Exactly as they appear, output all of the entries.

EXTRACTED INFORMATION

▼

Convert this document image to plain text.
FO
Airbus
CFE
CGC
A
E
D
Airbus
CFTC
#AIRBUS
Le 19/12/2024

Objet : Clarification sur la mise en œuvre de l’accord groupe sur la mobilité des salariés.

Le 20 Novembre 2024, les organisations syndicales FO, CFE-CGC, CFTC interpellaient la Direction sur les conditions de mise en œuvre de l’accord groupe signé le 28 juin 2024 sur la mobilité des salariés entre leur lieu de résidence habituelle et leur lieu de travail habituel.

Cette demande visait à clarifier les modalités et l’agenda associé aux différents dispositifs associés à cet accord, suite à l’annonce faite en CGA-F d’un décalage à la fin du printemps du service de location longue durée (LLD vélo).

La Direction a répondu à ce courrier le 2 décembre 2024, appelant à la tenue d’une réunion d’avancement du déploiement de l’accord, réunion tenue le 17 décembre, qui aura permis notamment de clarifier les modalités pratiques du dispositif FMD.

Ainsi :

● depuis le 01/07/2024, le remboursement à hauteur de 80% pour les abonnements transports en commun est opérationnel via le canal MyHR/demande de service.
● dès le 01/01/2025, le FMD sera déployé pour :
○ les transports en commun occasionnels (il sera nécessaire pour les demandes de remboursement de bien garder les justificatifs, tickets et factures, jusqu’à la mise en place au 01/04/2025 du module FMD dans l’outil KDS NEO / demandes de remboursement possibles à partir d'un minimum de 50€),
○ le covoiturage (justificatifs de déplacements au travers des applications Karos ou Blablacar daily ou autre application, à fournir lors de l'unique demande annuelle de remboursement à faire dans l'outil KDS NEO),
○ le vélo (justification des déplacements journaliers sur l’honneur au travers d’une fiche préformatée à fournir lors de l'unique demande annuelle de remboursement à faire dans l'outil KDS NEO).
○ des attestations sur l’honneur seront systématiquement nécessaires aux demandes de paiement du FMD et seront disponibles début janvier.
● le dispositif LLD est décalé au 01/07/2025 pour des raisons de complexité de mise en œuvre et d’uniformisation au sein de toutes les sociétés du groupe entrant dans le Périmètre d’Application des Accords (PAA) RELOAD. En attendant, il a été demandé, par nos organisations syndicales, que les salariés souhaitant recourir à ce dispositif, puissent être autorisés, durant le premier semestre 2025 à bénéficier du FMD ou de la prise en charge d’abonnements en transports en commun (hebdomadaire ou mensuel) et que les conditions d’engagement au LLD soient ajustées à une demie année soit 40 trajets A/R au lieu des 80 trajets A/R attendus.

▲

SOLVED PROBLEM
Convert this document image to plain text.
FO
Airbus
CFE
CGC
A
E
D
Airbus
CFTC
#AIRBUS
Le 19/12/2024

Objet : Clarification sur la mise en œuvre de l’accord groupe sur la mobilité des salariés.

Le 20 Novembre 2024, les organisations syndicales FO, CFE-CGC, CFTC interpellaient la Direction sur les conditions de mise en œuvre de l’accord groupe signé le 28 juin 2024 sur la mobilité des salariés entre leur lieu de résidence habituelle et leur lieu de travail habituel.

Cette demande visait à clarifier les modalités et l’agenda associé aux différents dispositifs associés à cet accord, suite à l’annonce faite en CGA-F d’un décalage à la fin du printemps du service de location longue durée (LLD vélo).

La Direction a répondu à ce courrier le 2 décembre 2024, appelant à la tenue d’une réunion d’avancement du déploiement de l’accord, réunion tenue le 17 décembre, qui aura permis notamment de clarifier les modalités pratiques du dispositif FMD.

Ainsi :

● depuis le 01/07/2024, le remboursement à hauteur de 80% pour les abonnements transports en commun est opérationnel via le canal MyHR/demande de service.
● dès le 01/01/2025, le FMD sera déployé pour :
○ les transports en commun occasionnels (il sera nécessaire pour les demandes de remboursement de bien garder les justificatifs, tickets et factures, jusqu’à la mise en place au 01/04/2025 du module FMD dans l’outil KDS NEO / demandes de remboursement possibles à partir d'un minimum de 50€),
○ le covoiturage (justificatifs de déplacements au travers des applications Karos ou Blablacar daily ou autre application, à fournir lors de l'unique demande annuelle de remboursement à faire dans l'outil KDS NEO),
○ le vélo (justification des déplacements journaliers sur l’honneur au travers d’une fiche préformatée à fournir lors de l'unique demande annuelle de remboursement à faire dans l'outil KDS NEO).
○ des attestations sur l’honneur seront systématiquement nécessaires aux demandes de paiement du FMD et seront disponibles début janvier.
● le dispositif LLD est décalé au 01/07/2025 pour des raisons de complexité de mise en œuvre et d’uniformisation au sein de toutes les sociétés du groupe entrant dans le Périmètre d’Application des Accords (PAA) RELOAD. En attendant, il a été demandé, par nos organisations syndicales, que les salariés souhaitant recourir à ce dispositif, puissent être autorisés, durant le premier semestre 2025 à bénéficier du FMD ou de la prise en charge d’abonnements en transports en commun (hebdomadaire ou mensuel) et que les conditions d’engagement au LLD soient ajustées à une demie année soit 40 trajets A/R au lieu des 80 trajets A/R attendus.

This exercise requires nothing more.